### AVAILABLE RECORDS
++++++

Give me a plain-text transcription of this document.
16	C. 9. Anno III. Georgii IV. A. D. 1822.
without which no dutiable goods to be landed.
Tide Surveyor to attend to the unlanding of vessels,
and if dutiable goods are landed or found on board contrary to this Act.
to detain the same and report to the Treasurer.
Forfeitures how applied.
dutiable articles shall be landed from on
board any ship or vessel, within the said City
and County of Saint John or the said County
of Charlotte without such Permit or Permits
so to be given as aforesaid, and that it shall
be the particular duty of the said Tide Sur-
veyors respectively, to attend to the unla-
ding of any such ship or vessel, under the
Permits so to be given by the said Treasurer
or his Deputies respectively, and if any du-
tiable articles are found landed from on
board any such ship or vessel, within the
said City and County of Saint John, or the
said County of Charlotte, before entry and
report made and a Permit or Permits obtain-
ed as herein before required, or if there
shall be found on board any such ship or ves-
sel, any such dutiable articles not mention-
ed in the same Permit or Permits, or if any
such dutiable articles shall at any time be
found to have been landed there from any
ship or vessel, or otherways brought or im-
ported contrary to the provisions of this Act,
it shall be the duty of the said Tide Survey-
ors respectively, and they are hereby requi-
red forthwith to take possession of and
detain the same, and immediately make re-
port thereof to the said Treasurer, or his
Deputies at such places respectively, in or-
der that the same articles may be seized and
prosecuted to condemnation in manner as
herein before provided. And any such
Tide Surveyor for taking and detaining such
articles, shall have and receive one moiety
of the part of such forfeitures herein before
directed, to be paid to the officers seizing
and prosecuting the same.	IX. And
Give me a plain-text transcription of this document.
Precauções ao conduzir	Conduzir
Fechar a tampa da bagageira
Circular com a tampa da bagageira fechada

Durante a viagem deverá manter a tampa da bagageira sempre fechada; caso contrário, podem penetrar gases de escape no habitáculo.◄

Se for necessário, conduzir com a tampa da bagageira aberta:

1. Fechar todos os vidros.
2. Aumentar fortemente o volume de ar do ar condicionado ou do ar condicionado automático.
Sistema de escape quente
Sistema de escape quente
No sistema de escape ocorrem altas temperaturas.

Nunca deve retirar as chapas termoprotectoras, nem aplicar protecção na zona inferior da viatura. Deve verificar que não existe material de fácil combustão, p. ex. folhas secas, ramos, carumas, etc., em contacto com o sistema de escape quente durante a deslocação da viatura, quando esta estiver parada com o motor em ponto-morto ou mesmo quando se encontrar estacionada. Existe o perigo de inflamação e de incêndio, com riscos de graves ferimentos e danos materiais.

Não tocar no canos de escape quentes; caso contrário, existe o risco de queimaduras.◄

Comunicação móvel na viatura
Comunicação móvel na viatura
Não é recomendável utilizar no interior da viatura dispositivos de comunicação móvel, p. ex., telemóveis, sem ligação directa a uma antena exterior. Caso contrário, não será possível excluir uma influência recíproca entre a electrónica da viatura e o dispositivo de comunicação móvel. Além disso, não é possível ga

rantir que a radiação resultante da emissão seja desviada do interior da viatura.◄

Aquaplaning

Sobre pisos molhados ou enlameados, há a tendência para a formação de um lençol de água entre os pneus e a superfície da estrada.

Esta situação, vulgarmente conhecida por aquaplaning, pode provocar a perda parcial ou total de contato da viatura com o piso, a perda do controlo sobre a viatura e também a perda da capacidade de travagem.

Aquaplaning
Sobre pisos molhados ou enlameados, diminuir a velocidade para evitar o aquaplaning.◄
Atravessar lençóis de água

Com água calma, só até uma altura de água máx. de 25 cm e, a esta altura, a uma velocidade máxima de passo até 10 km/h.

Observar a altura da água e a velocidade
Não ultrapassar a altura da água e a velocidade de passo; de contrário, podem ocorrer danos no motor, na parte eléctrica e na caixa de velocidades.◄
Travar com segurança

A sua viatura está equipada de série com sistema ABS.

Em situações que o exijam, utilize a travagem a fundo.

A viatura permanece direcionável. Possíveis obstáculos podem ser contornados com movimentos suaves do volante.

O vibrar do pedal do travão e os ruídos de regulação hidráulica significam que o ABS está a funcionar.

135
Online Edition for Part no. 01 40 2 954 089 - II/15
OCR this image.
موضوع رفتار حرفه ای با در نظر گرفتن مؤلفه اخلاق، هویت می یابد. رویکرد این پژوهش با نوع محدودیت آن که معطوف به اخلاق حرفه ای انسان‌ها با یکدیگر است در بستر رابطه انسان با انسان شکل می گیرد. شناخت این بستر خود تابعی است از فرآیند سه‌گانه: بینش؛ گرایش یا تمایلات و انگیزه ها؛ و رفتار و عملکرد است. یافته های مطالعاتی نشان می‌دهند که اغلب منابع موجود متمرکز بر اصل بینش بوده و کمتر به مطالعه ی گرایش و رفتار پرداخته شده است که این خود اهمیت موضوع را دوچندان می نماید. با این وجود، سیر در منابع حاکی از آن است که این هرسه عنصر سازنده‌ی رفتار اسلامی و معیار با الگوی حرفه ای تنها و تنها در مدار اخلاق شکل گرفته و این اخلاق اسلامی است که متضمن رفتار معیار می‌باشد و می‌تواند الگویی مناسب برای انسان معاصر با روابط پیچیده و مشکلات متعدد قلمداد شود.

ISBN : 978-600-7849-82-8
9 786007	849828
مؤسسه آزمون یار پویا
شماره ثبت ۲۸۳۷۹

++++++

Show each line in the entries that holds the string "danos".

### ANSWER TO THIS EXERCISE
Nunca deve retirar as chapas termoprotectoras, nem aplicar protecção na zona inferior da viatura. Deve verificar que não existe material de fácil combustão, p. ex. folhas secas, ramos, carumas, etc., em contacto com o sistema de escape quente durante a deslocação da viatura, quando esta estiver parada com o motor em ponto-morto ou mesmo quando se encontrar estacionada. Existe o perigo de inflamação e de incêndio, com riscos de graves ferimentos e danos materiais.
Não ultrapassar a altura da água e a velocidade de passo; de contrário, podem ocorrer danos no motor, na parte eléctrica e na caixa de velocidades.◄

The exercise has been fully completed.